● **TEXTE DE LECTURE**
Gérard Pouyet et ses pendules : l’horlogerie en héritage
Quand nous parlons d’horlogerie, nos regards se tournent automatiquement vers la Suisse. Pourtant, historiquement parlant, la Suisse a plus été une terre d’accueil pour horlogers Français et européens, qui en ont fait, au fil des années, le centre névralgique de cet artisanat (Breguet, les Berthoud, huyghens).
La France a toujours été une terre de traditions horlogères, c’est donc un horloger français discret, créateur de fabuleuses pendules que je vais vous présenter dans cet article. Je développerai plus particulièrement sur sa dernière création, « Celeste », une pendule astronomique à quantième perpétuel incroyable.
Originaire de Cluses, capitale française du décolletage et de la micromécanique, ancien bassin prospère de la sous-traitance horlogère.
Gérard a été bercé au son du tic-tac, fils de Robert Pouyet, ancien élève de la fameuse Ecole d’Horlogerie de Cluses de 1930 à 1934, il deviendra professeur d’horlogerie dans cette même école de 1949 à 1981. Son papa a marqué des générations d’horlogers par sa rigueur, l’amour du métier et la passion de la transmission. Sa passion ne se limitait pas à la transmission de son savoir mais il était aussi un créateur de régulateurs, de pendules et aussi de calibres compliqués pour montres bracelets.

● **MATÉRIEL FOURNI**
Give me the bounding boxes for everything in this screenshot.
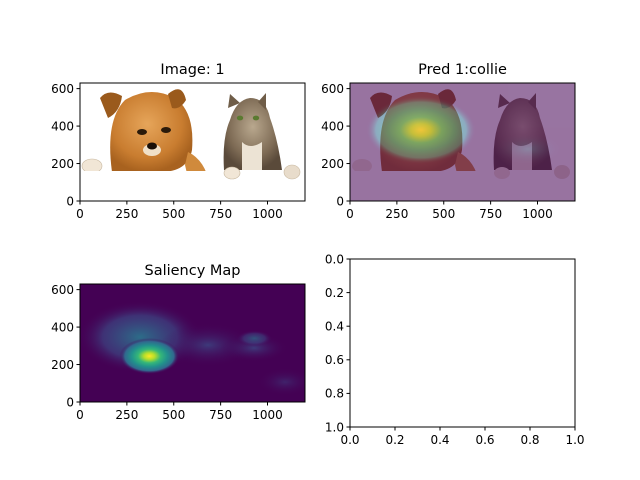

● **EXERCICE ÉCRIT 1**
D'après le texte sur Gérard Pouyet, de quelle année à quelle année Robert Pouyet a-t-il enseigné l'horlogerie à l'École d'Horlogerie de Cluses ?
● **EXERCICE ÉCRIT 2**
Poursuivez, s'il vous plaît, le texte sur Gérard Pouyet et ses pendules à partir de sa dernière phrase.

● **RÉPONSE ÉCRITE 1**
De 1949 à 1981.

● **RÉPONSE ÉCRITE 2**
Forcément, Gérard Pouyet en garda des séquelles, il rentrera à l’Ecole d’Horlogerie de Cluses en 1966 puis à l’école d’Horlogerie de Genève jusqu’en 1971. Il sortit Major de Promotion, ce qui à l’époque n’était pas courant pour un français dans une école Suisse, assortit du Prix Hans Wildsorf entre autres distinctions.
Plus que doué et amoureux de son métier, Gérard a eu beaucoup de propositions de grandes manufactures Suisses, mais il les refusa, peu enclin à travailler sur du quartz qui rappelons-le, à l’époque, était devenu la norme.
Il préféra monter son petit atelier de réparations à Cluses ou de 1972 à 1978, il travailla comme horloger réparateur pour les boutiques de la vallée de l’Arve. Gagnant assez mal sa vie, il décida d’ouvrir sa propre boutique de bijouterie et d’horlogerie à Cluses où jusqu’en 2015, il passa de la vente de bijoux et de montres à la réparation, restauration et entretien d’horloges, de pendules et de montres mécaniques à complications dans son atelier fourni situé a l’arrière de sa boutique.
La gestion de son commerce et son activité de réparation lui laissent peu de temps pour exprimer sa créativité à travers pendules et horloges qui le passionnent. Mais pour le passage à l’an 2000, il crée sa première grande réalisation : La 2000 (ci-dessous).
Une superbe horloge aux lignes résolument modernes et à la construction novatrice. Faite d’acier et de laiton comme pour rappeler ses origines Clusiennes, il laisse toute la place au mécanisme entièrement visible à travers un cadran transparent. Une petite merveille qui donne tout de suite le ton concernant la créativité et aussi la maîtrise technique du personnage.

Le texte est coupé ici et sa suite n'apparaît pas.